#### Provided records
— start —

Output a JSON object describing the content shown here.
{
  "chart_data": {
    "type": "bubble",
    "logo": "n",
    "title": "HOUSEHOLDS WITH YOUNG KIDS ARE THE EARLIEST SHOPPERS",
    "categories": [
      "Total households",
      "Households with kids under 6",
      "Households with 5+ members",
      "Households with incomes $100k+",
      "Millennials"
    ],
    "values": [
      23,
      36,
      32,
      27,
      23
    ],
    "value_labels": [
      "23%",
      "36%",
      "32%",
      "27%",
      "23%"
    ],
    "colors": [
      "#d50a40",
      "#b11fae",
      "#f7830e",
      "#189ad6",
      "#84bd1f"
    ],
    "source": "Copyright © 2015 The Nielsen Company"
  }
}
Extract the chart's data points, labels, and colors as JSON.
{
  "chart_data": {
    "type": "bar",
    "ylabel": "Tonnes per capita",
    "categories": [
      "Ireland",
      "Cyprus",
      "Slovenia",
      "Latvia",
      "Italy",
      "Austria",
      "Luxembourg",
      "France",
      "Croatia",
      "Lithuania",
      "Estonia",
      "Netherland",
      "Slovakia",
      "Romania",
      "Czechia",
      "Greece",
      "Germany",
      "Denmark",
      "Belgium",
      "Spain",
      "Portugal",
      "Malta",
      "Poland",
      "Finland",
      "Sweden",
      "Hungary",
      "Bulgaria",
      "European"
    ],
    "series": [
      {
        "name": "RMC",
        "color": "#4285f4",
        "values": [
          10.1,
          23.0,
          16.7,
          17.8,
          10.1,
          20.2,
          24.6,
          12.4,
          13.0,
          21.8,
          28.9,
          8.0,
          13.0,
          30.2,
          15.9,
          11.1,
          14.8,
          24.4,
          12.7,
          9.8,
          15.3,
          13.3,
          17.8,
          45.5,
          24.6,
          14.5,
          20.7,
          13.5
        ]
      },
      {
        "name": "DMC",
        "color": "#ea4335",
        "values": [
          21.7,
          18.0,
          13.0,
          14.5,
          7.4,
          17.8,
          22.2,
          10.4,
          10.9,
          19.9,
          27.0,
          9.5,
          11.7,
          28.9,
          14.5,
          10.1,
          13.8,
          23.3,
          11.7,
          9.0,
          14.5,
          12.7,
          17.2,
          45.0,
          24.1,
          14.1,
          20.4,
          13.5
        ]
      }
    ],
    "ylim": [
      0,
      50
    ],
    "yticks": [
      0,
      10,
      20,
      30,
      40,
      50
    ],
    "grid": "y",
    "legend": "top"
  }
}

— end —

#### What is asked
Gather each line holding the string "colors".

#### Expected output
    "colors": [
Extract the chart's data points, labels, and colors as JSON.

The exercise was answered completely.